* begin INPUT *
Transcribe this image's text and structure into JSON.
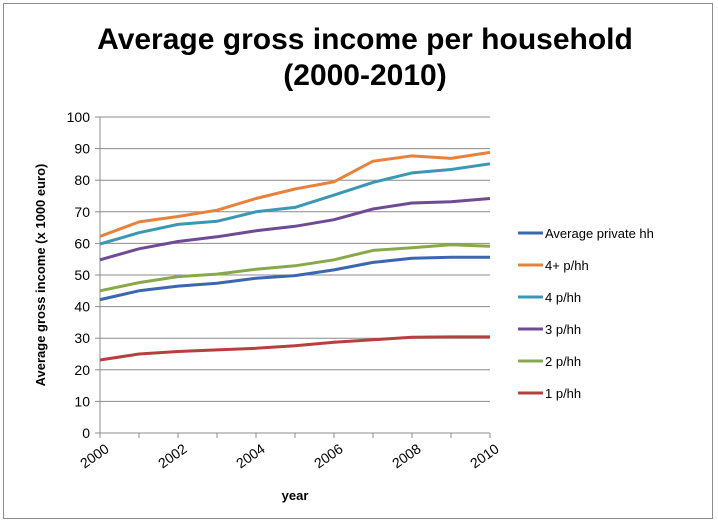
{
  "chart_data": {
    "type": "line",
    "title_line1": "Average gross income per household",
    "title_line2": "(2000-2010)",
    "xlabel": "year",
    "ylabel": "Average gross income (x 1000 euro)",
    "ylim": [
      0,
      100
    ],
    "yticks": [
      0,
      10,
      20,
      30,
      40,
      50,
      60,
      70,
      80,
      90,
      100
    ],
    "xlim": [
      2000,
      2010
    ],
    "xticks": [
      "2000",
      "2002",
      "2004",
      "2006",
      "2008",
      "2010"
    ],
    "x": [
      2000,
      2001,
      2002,
      2003,
      2004,
      2005,
      2006,
      2007,
      2008,
      2009,
      2010
    ],
    "grid": "horizontal",
    "legend_position": "right",
    "series": [
      {
        "name": "Average private hh",
        "color": "#3A67AE",
        "values": [
          42.2,
          45.0,
          46.5,
          47.4,
          49.0,
          49.8,
          51.6,
          54.0,
          55.3,
          55.6,
          55.6
        ]
      },
      {
        "name": "4+ p/hh",
        "color": "#E8823A",
        "values": [
          62.2,
          66.8,
          68.5,
          70.5,
          74.2,
          77.2,
          79.5,
          86.0,
          87.7,
          86.9,
          88.8
        ]
      },
      {
        "name": "4 p/hh",
        "color": "#3A98B4",
        "values": [
          59.8,
          63.4,
          66.0,
          67.0,
          70.0,
          71.4,
          75.3,
          79.3,
          82.3,
          83.4,
          85.2
        ]
      },
      {
        "name": "3 p/hh",
        "color": "#6F4B94",
        "values": [
          54.8,
          58.3,
          60.6,
          62.1,
          64.0,
          65.4,
          67.5,
          70.9,
          72.8,
          73.2,
          74.2
        ]
      },
      {
        "name": "2 p/hh",
        "color": "#89A84A",
        "values": [
          45.0,
          47.6,
          49.5,
          50.3,
          51.8,
          52.9,
          54.8,
          57.8,
          58.6,
          59.6,
          59.1
        ]
      },
      {
        "name": "1 p/hh",
        "color": "#B7403F",
        "values": [
          23.1,
          25.0,
          25.8,
          26.3,
          26.8,
          27.6,
          28.7,
          29.5,
          30.3,
          30.4,
          30.4
        ]
      }
    ]
  }
}
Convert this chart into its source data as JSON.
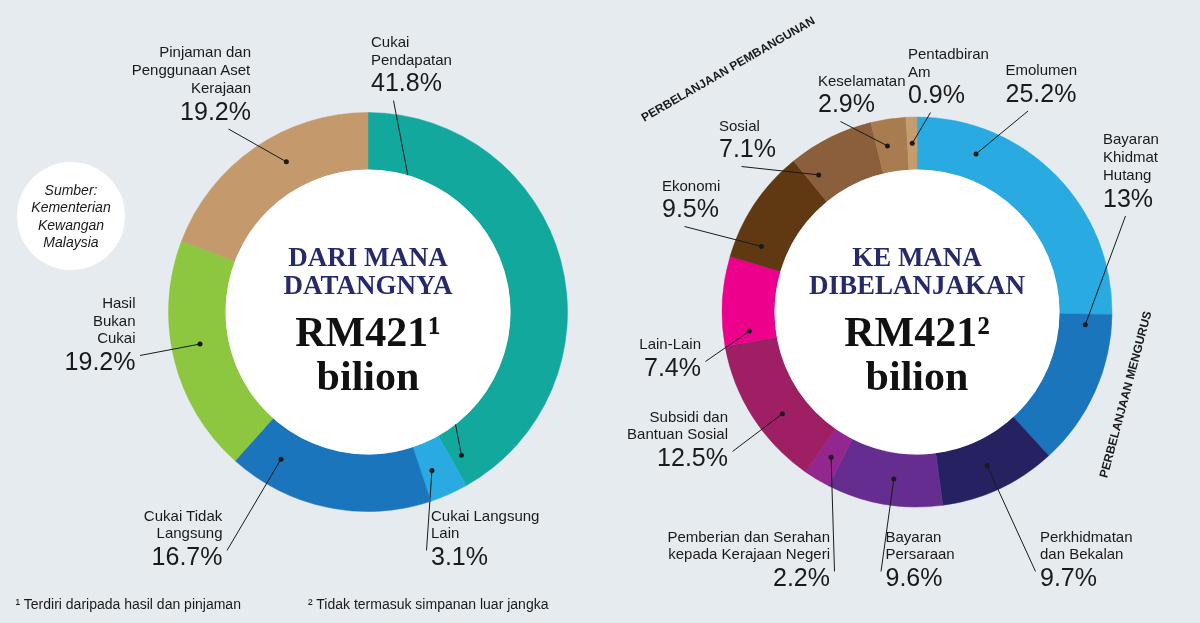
* end INPUT *
• _STATED PROBLEM_
Leave out the pictures and print each record exactly as it stands.

• _THE REPLY_
Transcribe this image's text and structure into JSON.
{
  "chart_data": {
    "type": "line",
    "title_line1": "Average gross income per household",
    "title_line2": "(2000-2010)",
    "xlabel": "year",
    "ylabel": "Average gross income (x 1000 euro)",
    "ylim": [
      0,
      100
    ],
    "yticks": [
      0,
      10,
      20,
      30,
      40,
      50,
      60,
      70,
      80,
      90,
      100
    ],
    "xlim": [
      2000,
      2010
    ],
    "xticks": [
      "2000",
      "2002",
      "2004",
      "2006",
      "2008",
      "2010"
    ],
    "x": [
      2000,
      2001,
      2002,
      2003,
      2004,
      2005,
      2006,
      2007,
      2008,
      2009,
      2010
    ],
    "grid": "horizontal",
    "legend_position": "right",
    "series": [
      {
        "name": "Average private hh",
        "color": "#3A67AE",
        "values": [
          42.2,
          45.0,
          46.5,
          47.4,
          49.0,
          49.8,
          51.6,
          54.0,
          55.3,
          55.6,
          55.6
        ]
      },
      {
        "name": "4+ p/hh",
        "color": "#E8823A",
        "values": [
          62.2,
          66.8,
          68.5,
          70.5,
          74.2,
          77.2,
          79.5,
          86.0,
          87.7,
          86.9,
          88.8
        ]
      },
      {
        "name": "4 p/hh",
        "color": "#3A98B4",
        "values": [
          59.8,
          63.4,
          66.0,
          67.0,
          70.0,
          71.4,
          75.3,
          79.3,
          82.3,
          83.4,
          85.2
        ]
      },
      {
        "name": "3 p/hh",
        "color": "#6F4B94",
        "values": [
          54.8,
          58.3,
          60.6,
          62.1,
          64.0,
          65.4,
          67.5,
          70.9,
          72.8,
          73.2,
          74.2
        ]
      },
      {
        "name": "2 p/hh",
        "color": "#89A84A",
        "values": [
          45.0,
          47.6,
          49.5,
          50.3,
          51.8,
          52.9,
          54.8,
          57.8,
          58.6,
          59.6,
          59.1
        ]
      },
      {
        "name": "1 p/hh",
        "color": "#B7403F",
        "values": [
          23.1,
          25.0,
          25.8,
          26.3,
          26.8,
          27.6,
          28.7,
          29.5,
          30.3,
          30.4,
          30.4
        ]
      }
    ]
  }
}
Convert this chart into its source data as JSON.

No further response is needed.